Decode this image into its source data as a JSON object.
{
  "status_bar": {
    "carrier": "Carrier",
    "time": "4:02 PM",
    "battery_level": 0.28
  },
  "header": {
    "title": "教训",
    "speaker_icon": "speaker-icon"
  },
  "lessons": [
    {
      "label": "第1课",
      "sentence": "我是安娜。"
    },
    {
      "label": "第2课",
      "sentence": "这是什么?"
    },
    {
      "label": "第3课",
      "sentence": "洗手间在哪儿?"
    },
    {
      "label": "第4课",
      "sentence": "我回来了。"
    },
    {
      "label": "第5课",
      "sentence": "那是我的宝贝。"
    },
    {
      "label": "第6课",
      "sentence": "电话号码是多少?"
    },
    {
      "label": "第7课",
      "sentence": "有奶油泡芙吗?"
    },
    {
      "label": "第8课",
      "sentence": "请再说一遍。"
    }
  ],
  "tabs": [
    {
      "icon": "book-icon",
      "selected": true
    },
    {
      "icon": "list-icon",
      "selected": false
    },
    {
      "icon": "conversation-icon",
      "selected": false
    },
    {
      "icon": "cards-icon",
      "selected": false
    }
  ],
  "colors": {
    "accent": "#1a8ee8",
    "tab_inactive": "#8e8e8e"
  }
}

==

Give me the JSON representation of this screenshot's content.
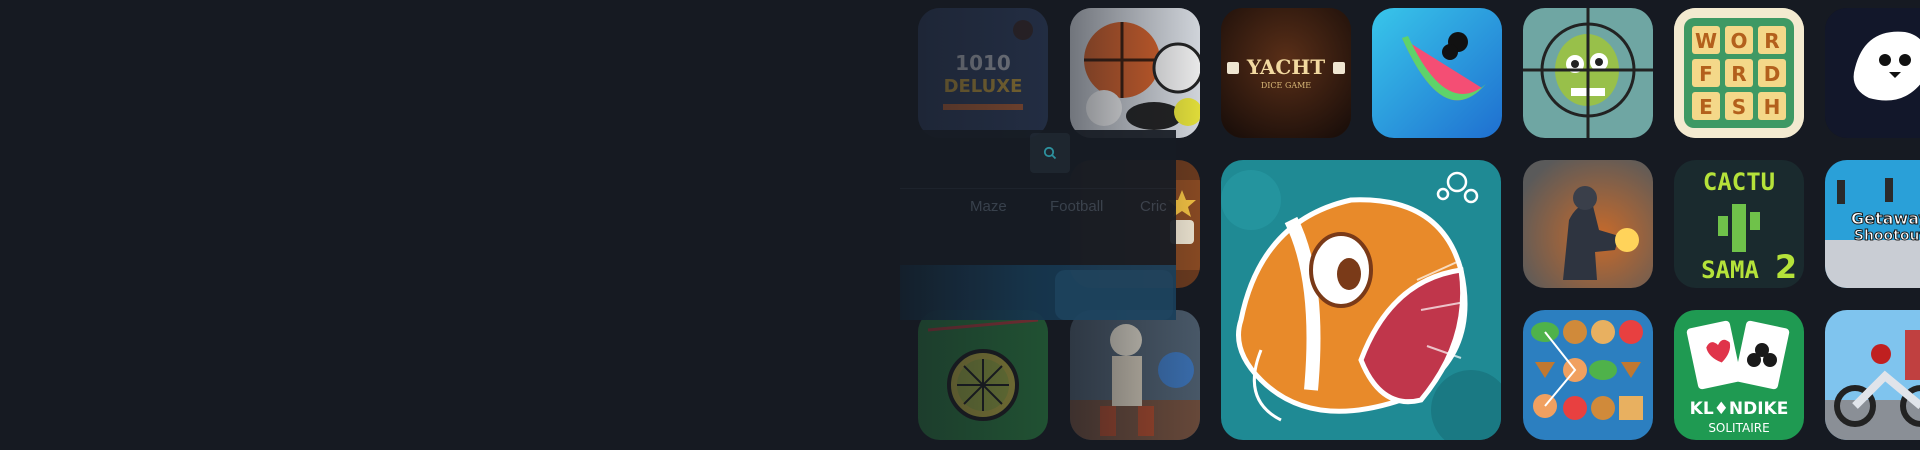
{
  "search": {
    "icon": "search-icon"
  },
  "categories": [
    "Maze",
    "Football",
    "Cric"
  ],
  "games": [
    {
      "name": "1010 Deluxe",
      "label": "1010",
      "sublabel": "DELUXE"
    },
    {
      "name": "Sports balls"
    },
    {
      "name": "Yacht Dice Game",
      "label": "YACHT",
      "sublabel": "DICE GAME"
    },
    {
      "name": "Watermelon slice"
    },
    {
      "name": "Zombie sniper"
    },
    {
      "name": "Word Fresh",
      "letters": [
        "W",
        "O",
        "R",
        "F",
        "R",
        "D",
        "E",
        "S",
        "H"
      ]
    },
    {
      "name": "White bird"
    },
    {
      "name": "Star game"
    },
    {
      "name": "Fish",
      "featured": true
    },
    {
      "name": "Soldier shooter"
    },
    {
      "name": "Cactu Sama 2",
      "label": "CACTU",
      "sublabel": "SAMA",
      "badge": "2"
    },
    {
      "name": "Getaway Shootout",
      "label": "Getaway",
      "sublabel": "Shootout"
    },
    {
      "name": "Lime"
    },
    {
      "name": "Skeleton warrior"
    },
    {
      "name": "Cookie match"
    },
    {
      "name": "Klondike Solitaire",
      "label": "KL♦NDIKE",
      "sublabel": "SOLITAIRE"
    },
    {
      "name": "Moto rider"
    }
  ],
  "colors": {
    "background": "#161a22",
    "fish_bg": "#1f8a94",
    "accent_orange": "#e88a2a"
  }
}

SET EXERCISE: Copy each line above containing the string "sentence".

EXERCISE ANSWER:
      "sentence": "我是安娜。"
      "sentence": "这是什么?"
      "sentence": "洗手间在哪儿?"
      "sentence": "我回来了。"
      "sentence": "那是我的宝贝。"
      "sentence": "电话号码是多少?"
      "sentence": "有奶油泡芙吗?"
      "sentence": "请再说一遍。"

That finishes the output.